■ Material for the task:

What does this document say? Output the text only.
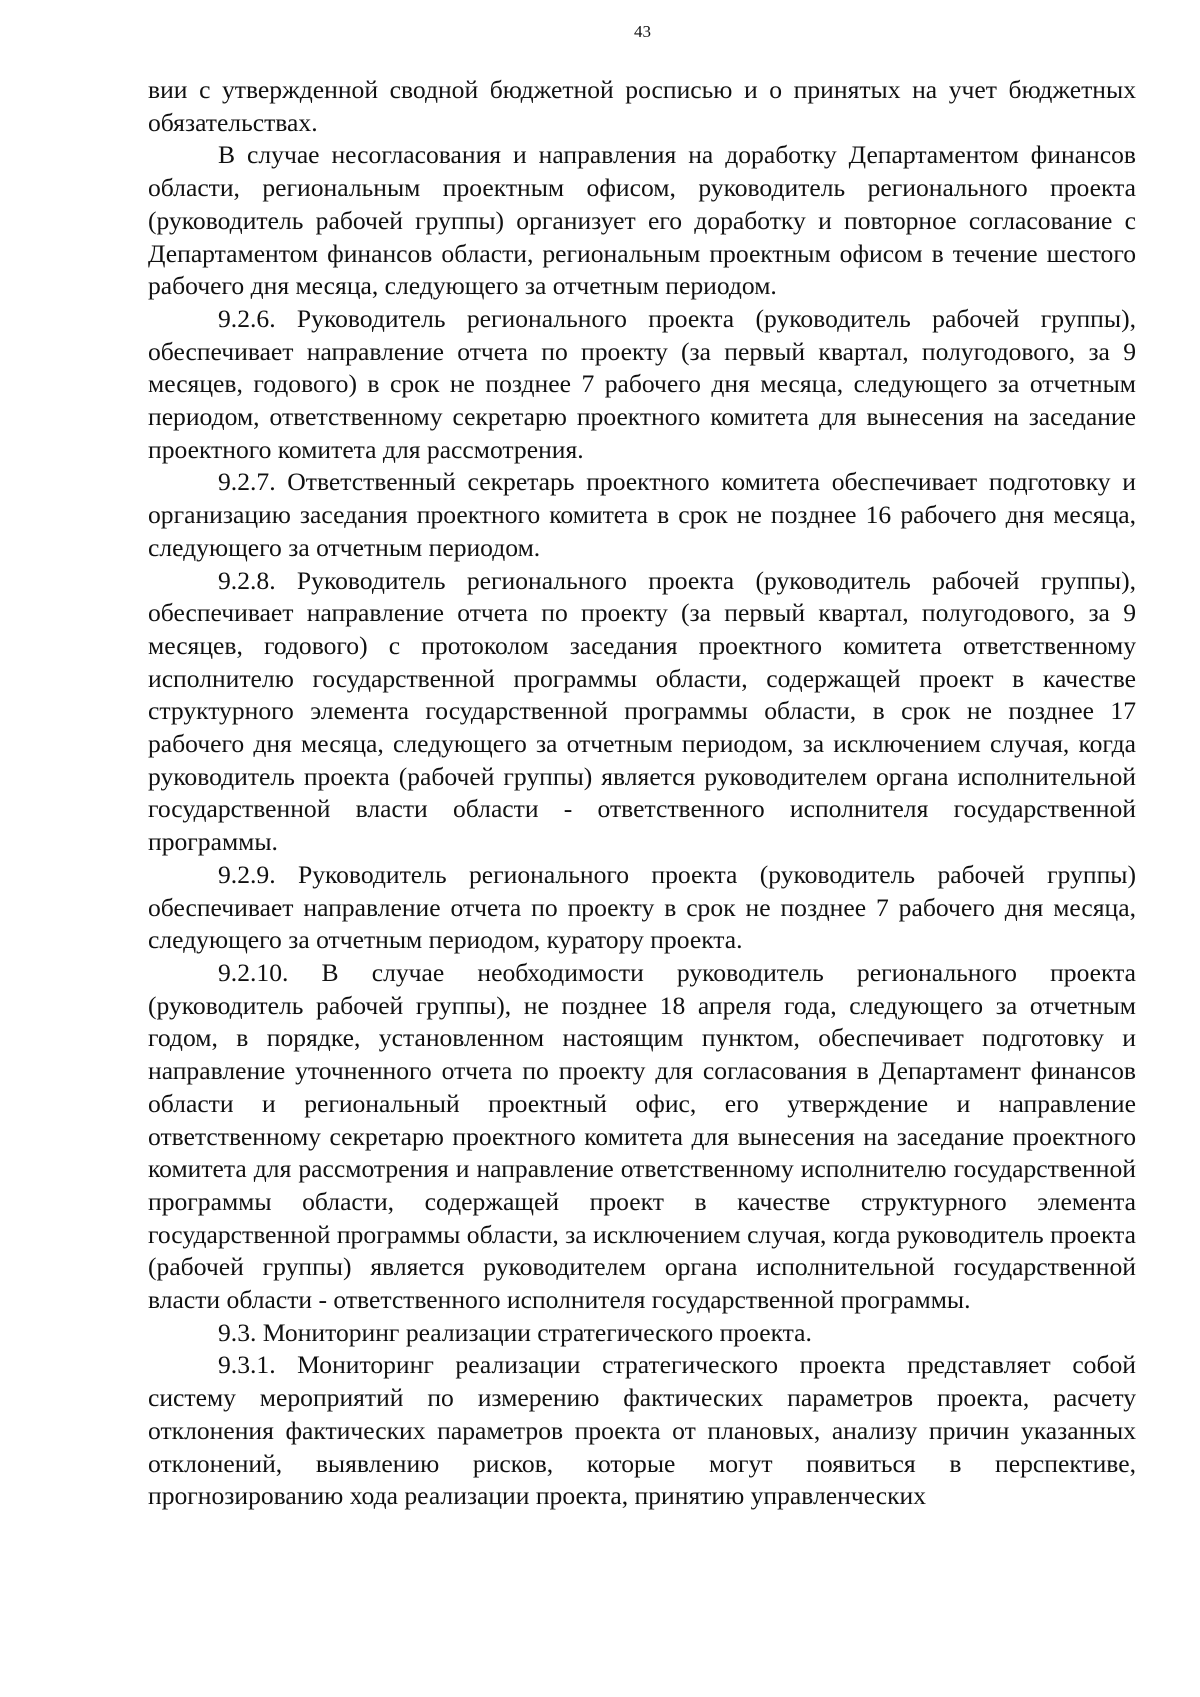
43

вии с утвержденной сводной бюджетной росписью и о принятых на учет бюджетных обязательствах.

В случае несогласования и направления на доработку Департаментом финансов области, региональным проектным офисом, руководитель регионального проекта (руководитель рабочей группы) организует его доработку и повторное согласование с Департаментом финансов области, региональным проектным офисом в течение шестого рабочего дня месяца, следующего за отчетным периодом.

9.2.6. Руководитель регионального проекта (руководитель рабочей группы), обеспечивает направление отчета по проекту (за первый квартал, полугодового, за 9 месяцев, годового) в срок не позднее 7 рабочего дня месяца, следующего за отчетным периодом, ответственному секретарю проектного комитета для вынесения на заседание проектного комитета для рассмотрения.

9.2.7. Ответственный секретарь проектного комитета обеспечивает подготовку и организацию заседания проектного комитета в срок не позднее 16 рабочего дня месяца, следующего за отчетным периодом.

9.2.8. Руководитель регионального проекта (руководитель рабочей группы), обеспечивает направление отчета по проекту (за первый квартал, полугодового, за 9 месяцев, годового) с протоколом заседания проектного комитета ответственному исполнителю государственной программы области, содержащей проект в качестве структурного элемента государственной программы области, в срок не позднее 17 рабочего дня месяца, следующего за отчетным периодом, за исключением случая, когда руководитель проекта (рабочей группы) является руководителем органа исполнительной государственной власти области - ответственного исполнителя государственной программы.

9.2.9. Руководитель регионального проекта (руководитель рабочей группы) обеспечивает направление отчета по проекту в срок не позднее 7 рабочего дня месяца, следующего за отчетным периодом, куратору проекта.

9.2.10. В случае необходимости руководитель регионального проекта (руководитель рабочей группы), не позднее 18 апреля года, следующего за отчетным годом, в порядке, установленном настоящим пунктом, обеспечивает подготовку и направление уточненного отчета по проекту для согласования в Департамент финансов области и региональный проектный офис, его утверждение и направление ответственному секретарю проектного комитета для вынесения на заседание проектного комитета для рассмотрения и направление ответственному исполнителю государственной программы области, содержащей проект в качестве структурного элемента государственной программы области, за исключением случая, когда руководитель проекта (рабочей группы) является руководителем органа исполнительной государственной власти области - ответственного исполнителя государственной программы.

9.3. Мониторинг реализации стратегического проекта.

9.3.1. Мониторинг реализации стратегического проекта представляет собой систему мероприятий по измерению фактических параметров проекта, расчету отклонения фактических параметров проекта от плановых, анализу причин указанных отклонений, выявлению рисков, которые могут появиться в перспективе, прогнозированию хода реализации проекта, принятию управленческих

■ What is asked: Pictures are to be left out; repeat all the remaining data exactly.

■ Expected output:
What does this document say? Output the text only.
43

вии с утвержденной сводной бюджетной росписью и о принятых на учет бюджетных обязательствах.

В случае несогласования и направления на доработку Департаментом финансов области, региональным проектным офисом, руководитель регионального проекта (руководитель рабочей группы) организует его доработку и повторное согласование с Департаментом финансов области, региональным проектным офисом в течение шестого рабочего дня месяца, следующего за отчетным периодом.

9.2.6. Руководитель регионального проекта (руководитель рабочей группы), обеспечивает направление отчета по проекту (за первый квартал, полугодового, за 9 месяцев, годового) в срок не позднее 7 рабочего дня месяца, следующего за отчетным периодом, ответственному секретарю проектного комитета для вынесения на заседание проектного комитета для рассмотрения.

9.2.7. Ответственный секретарь проектного комитета обеспечивает подготовку и организацию заседания проектного комитета в срок не позднее 16 рабочего дня месяца, следующего за отчетным периодом.

9.2.8. Руководитель регионального проекта (руководитель рабочей группы), обеспечивает направление отчета по проекту (за первый квартал, полугодового, за 9 месяцев, годового) с протоколом заседания проектного комитета ответственному исполнителю государственной программы области, содержащей проект в качестве структурного элемента государственной программы области, в срок не позднее 17 рабочего дня месяца, следующего за отчетным периодом, за исключением случая, когда руководитель проекта (рабочей группы) является руководителем органа исполнительной государственной власти области - ответственного исполнителя государственной программы.

9.2.9. Руководитель регионального проекта (руководитель рабочей группы) обеспечивает направление отчета по проекту в срок не позднее 7 рабочего дня месяца, следующего за отчетным периодом, куратору проекта.

9.2.10. В случае необходимости руководитель регионального проекта (руководитель рабочей группы), не позднее 18 апреля года, следующего за отчетным годом, в порядке, установленном настоящим пунктом, обеспечивает подготовку и направление уточненного отчета по проекту для согласования в Департамент финансов области и региональный проектный офис, его утверждение и направление ответственному секретарю проектного комитета для вынесения на заседание проектного комитета для рассмотрения и направление ответственному исполнителю государственной программы области, содержащей проект в качестве структурного элемента государственной программы области, за исключением случая, когда руководитель проекта (рабочей группы) является руководителем органа исполнительной государственной власти области - ответственного исполнителя государственной программы.

9.3. Мониторинг реализации стратегического проекта.

9.3.1. Мониторинг реализации стратегического проекта представляет собой систему мероприятий по измерению фактических параметров проекта, расчету отклонения фактических параметров проекта от плановых, анализу причин указанных отклонений, выявлению рисков, которые могут появиться в перспективе, прогнозированию хода реализации проекта, принятию управленческих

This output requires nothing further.